● Work to be completed:
Filter the entries and keep only the lines where the string "κάπως" appears.

● Records for the exercise:
# # # # #

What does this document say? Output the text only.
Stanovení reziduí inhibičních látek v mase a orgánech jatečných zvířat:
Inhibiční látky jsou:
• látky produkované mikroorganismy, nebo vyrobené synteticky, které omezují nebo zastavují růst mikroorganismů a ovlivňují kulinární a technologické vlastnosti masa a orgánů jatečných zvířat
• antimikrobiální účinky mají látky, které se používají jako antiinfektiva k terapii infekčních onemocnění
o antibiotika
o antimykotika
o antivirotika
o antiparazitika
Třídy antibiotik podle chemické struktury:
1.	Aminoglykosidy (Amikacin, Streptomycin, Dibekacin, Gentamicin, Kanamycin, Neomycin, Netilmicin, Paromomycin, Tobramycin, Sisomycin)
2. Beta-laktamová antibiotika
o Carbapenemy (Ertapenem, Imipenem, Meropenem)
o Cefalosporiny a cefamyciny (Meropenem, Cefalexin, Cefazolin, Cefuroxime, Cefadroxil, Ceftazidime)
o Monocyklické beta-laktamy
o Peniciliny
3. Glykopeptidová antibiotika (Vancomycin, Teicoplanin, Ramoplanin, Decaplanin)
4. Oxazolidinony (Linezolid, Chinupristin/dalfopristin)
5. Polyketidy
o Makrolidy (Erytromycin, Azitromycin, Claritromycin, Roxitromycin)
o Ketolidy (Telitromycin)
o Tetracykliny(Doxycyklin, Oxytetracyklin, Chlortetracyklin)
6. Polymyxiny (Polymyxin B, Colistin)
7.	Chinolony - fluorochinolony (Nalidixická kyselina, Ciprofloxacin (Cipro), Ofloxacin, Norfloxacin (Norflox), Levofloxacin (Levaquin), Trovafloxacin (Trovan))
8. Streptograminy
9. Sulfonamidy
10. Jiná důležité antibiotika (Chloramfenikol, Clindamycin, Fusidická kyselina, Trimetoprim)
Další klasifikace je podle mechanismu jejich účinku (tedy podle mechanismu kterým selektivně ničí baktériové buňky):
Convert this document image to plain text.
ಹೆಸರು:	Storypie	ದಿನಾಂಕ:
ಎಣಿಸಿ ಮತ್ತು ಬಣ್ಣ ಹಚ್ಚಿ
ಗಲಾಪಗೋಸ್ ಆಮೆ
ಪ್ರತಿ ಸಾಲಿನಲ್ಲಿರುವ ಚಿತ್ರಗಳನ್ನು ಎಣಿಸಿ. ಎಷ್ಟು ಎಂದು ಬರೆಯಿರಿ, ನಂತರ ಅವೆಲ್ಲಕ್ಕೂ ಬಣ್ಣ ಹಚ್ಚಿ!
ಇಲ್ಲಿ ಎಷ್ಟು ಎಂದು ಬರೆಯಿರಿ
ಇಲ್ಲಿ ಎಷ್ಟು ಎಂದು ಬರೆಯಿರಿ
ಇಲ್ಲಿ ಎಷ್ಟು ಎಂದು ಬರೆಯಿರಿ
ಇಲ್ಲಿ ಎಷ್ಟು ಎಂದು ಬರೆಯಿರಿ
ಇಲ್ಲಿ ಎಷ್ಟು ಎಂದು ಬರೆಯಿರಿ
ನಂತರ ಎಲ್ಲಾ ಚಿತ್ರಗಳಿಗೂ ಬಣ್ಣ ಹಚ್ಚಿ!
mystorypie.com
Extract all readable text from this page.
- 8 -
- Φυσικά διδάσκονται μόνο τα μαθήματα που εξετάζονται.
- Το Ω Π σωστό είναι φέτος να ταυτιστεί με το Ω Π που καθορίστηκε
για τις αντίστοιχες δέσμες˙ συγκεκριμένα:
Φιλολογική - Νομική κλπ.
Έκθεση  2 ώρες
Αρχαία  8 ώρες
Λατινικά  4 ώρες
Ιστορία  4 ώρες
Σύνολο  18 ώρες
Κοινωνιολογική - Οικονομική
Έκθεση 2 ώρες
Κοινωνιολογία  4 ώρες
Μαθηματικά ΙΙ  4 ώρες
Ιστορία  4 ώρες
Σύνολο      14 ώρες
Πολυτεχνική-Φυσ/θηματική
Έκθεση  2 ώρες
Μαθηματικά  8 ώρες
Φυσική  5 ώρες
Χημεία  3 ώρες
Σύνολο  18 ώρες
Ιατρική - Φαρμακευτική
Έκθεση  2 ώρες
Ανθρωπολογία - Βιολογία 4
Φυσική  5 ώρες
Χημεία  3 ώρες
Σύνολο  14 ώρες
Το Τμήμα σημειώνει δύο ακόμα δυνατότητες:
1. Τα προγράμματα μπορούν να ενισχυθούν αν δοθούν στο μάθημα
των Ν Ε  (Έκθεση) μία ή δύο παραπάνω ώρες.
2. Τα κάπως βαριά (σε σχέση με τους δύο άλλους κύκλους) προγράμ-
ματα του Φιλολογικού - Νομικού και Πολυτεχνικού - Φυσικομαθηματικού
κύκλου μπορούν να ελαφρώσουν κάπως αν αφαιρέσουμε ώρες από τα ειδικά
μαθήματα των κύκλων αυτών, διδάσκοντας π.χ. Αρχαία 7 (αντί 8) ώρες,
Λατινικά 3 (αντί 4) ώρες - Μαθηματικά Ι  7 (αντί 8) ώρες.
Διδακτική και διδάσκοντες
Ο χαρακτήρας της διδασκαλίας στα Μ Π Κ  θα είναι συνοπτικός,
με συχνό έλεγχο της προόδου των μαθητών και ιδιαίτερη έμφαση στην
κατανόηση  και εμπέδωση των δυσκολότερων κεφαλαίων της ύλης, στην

# # # # #

● Output below:
2. Τα κάπως βαριά (σε σχέση με τους δύο άλλους κύκλους) προγράμ-
κύκλου μπορούν να ελαφρώσουν κάπως αν αφαιρέσουμε ώρες από τα ειδικά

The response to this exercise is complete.